## Exercise objective
Reproduce every line of the records below word for word, omitting the pictures.

-- Raw data start --

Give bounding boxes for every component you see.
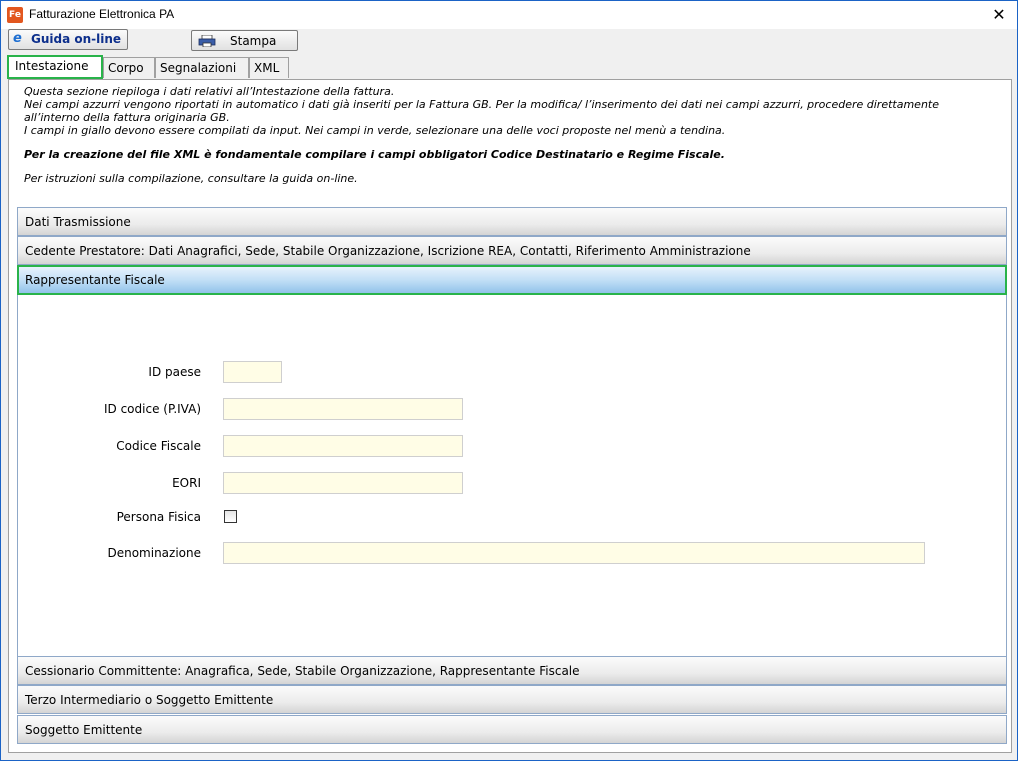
- tab-corpo[interactable]: Corpo: [103, 57, 155, 78]
- persona-fisica-checkbox[interactable]: [224, 510, 237, 523]
- stampa-label: Stampa: [230, 34, 277, 48]
- id-codice-input[interactable]: [223, 398, 463, 420]
- title-bar: Fe Fatturazione Elettronica PA ✕: [1, 1, 1017, 29]
- denominazione-input[interactable]: [223, 542, 925, 564]
- intro-hint: Per istruzioni sulla compilazione, consu…: [24, 172, 358, 185]
- section-terzo-intermediario[interactable]: Terzo Intermediario o Soggetto Emittente: [17, 685, 1007, 714]
- window-title: Fatturazione Elettronica PA: [29, 7, 175, 21]
- codice-fiscale-label: Codice Fiscale: [116, 439, 201, 453]
- tab-segnalazioni[interactable]: Segnalazioni: [155, 57, 249, 78]
- stampa-button[interactable]: Stampa: [191, 30, 298, 51]
- intro-line-2: Nei campi azzurri vengono riportati in a…: [24, 98, 939, 124]
- app-icon: Fe: [7, 7, 23, 23]
- rappresentante-fiscale-body: ID paese ID codice (P.IVA) Codice Fiscal…: [17, 295, 1007, 657]
- codice-fiscale-input[interactable]: [223, 435, 463, 457]
- id-paese-label: ID paese: [148, 365, 201, 379]
- intro-line-3: I campi in giallo devono essere compilat…: [24, 124, 726, 137]
- eori-label: EORI: [172, 476, 201, 490]
- intro-text: Questa sezione riepiloga i dati relativi…: [24, 85, 994, 185]
- section-soggetto-emittente[interactable]: Soggetto Emittente: [17, 715, 1007, 744]
- guida-online-label: Guida on-line: [31, 32, 122, 46]
- intro-line-1: Questa sezione riepiloga i dati relativi…: [24, 85, 395, 98]
- section-cedente-prestatore[interactable]: Cedente Prestatore: Dati Anagrafici, Sed…: [17, 236, 1007, 265]
- eori-input[interactable]: [223, 472, 463, 494]
- app-icon-text: Fe: [9, 10, 21, 20]
- tab-intestazione[interactable]: Intestazione: [7, 55, 103, 79]
- section-cessionario-committente[interactable]: Cessionario Committente: Anagrafica, Sed…: [17, 656, 1007, 685]
- persona-fisica-label: Persona Fisica: [116, 510, 201, 524]
- close-icon[interactable]: ✕: [989, 5, 1009, 25]
- id-codice-label: ID codice (P.IVA): [103, 402, 201, 416]
- intestazione-panel: Questa sezione riepiloga i dati relativi…: [8, 79, 1012, 753]
- internet-explorer-icon: e: [13, 31, 22, 46]
- bottom-strip: [1, 753, 1017, 760]
- denominazione-label: Denominazione: [107, 546, 201, 560]
- intro-bold-line: Per la creazione del file XML è fondamen…: [24, 148, 725, 161]
- tab-xml[interactable]: XML: [249, 57, 289, 78]
- guida-online-button[interactable]: e Guida on-line: [8, 29, 128, 50]
- printer-icon: [198, 35, 216, 47]
- section-rappresentante-fiscale[interactable]: Rappresentante Fiscale: [17, 265, 1007, 295]
- id-paese-input[interactable]: [223, 361, 282, 383]
- main-window: Fe Fatturazione Elettronica PA ✕ e Guida…: [0, 0, 1018, 761]
- section-dati-trasmissione[interactable]: Dati Trasmissione: [17, 207, 1007, 236]
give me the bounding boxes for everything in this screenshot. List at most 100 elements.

-- Raw data end --

## Problem solution
Give bounding boxes for every component you see.
- tab-corpo[interactable]: Corpo: [103, 57, 155, 78]
- persona-fisica-checkbox[interactable]: [224, 510, 237, 523]
- stampa-label: Stampa: [230, 34, 277, 48]
- id-codice-input[interactable]: [223, 398, 463, 420]
- title-bar: Fe Fatturazione Elettronica PA ✕: [1, 1, 1017, 29]
- denominazione-input[interactable]: [223, 542, 925, 564]
- intro-hint: Per istruzioni sulla compilazione, consu…: [24, 172, 358, 185]
- section-terzo-intermediario[interactable]: Terzo Intermediario o Soggetto Emittente: [17, 685, 1007, 714]
- window-title: Fatturazione Elettronica PA: [29, 7, 175, 21]
- codice-fiscale-label: Codice Fiscale: [116, 439, 201, 453]
- tab-segnalazioni[interactable]: Segnalazioni: [155, 57, 249, 78]
- stampa-button[interactable]: Stampa: [191, 30, 298, 51]
- intro-line-2: Nei campi azzurri vengono riportati in a…: [24, 98, 939, 124]
- app-icon: Fe: [7, 7, 23, 23]
- rappresentante-fiscale-body: ID paese ID codice (P.IVA) Codice Fiscal…: [17, 295, 1007, 657]
- codice-fiscale-input[interactable]: [223, 435, 463, 457]
- id-paese-label: ID paese: [148, 365, 201, 379]
- intro-line-3: I campi in giallo devono essere compilat…: [24, 124, 726, 137]
- eori-label: EORI: [172, 476, 201, 490]
- intro-text: Questa sezione riepiloga i dati relativi…: [24, 85, 994, 185]
- section-soggetto-emittente[interactable]: Soggetto Emittente: [17, 715, 1007, 744]
- guida-online-label: Guida on-line: [31, 32, 122, 46]
- intro-line-1: Questa sezione riepiloga i dati relativi…: [24, 85, 395, 98]
- section-cedente-prestatore[interactable]: Cedente Prestatore: Dati Anagrafici, Sed…: [17, 236, 1007, 265]
- eori-input[interactable]: [223, 472, 463, 494]
- app-icon-text: Fe: [9, 10, 21, 20]
- tab-intestazione[interactable]: Intestazione: [7, 55, 103, 79]
- section-cessionario-committente[interactable]: Cessionario Committente: Anagrafica, Sed…: [17, 656, 1007, 685]
- persona-fisica-label: Persona Fisica: [116, 510, 201, 524]
- close-icon[interactable]: ✕: [989, 5, 1009, 25]
- id-codice-label: ID codice (P.IVA): [103, 402, 201, 416]
- intestazione-panel: Questa sezione riepiloga i dati relativi…: [8, 79, 1012, 753]
- internet-explorer-icon: e: [13, 31, 22, 46]
- bottom-strip: [1, 753, 1017, 760]
- denominazione-label: Denominazione: [107, 546, 201, 560]
- intro-bold-line: Per la creazione del file XML è fondamen…: [24, 148, 725, 161]
- tab-xml[interactable]: XML: [249, 57, 289, 78]
- guida-online-button[interactable]: e Guida on-line: [8, 29, 128, 50]
- printer-icon: [198, 35, 216, 47]
- section-rappresentante-fiscale[interactable]: Rappresentante Fiscale: [17, 265, 1007, 295]
- id-paese-input[interactable]: [223, 361, 282, 383]
- main-window: Fe Fatturazione Elettronica PA ✕ e Guida…: [0, 0, 1018, 761]
- section-dati-trasmissione[interactable]: Dati Trasmissione: [17, 207, 1007, 236]
give me the bounding boxes for everything in this screenshot. List at most 100 elements.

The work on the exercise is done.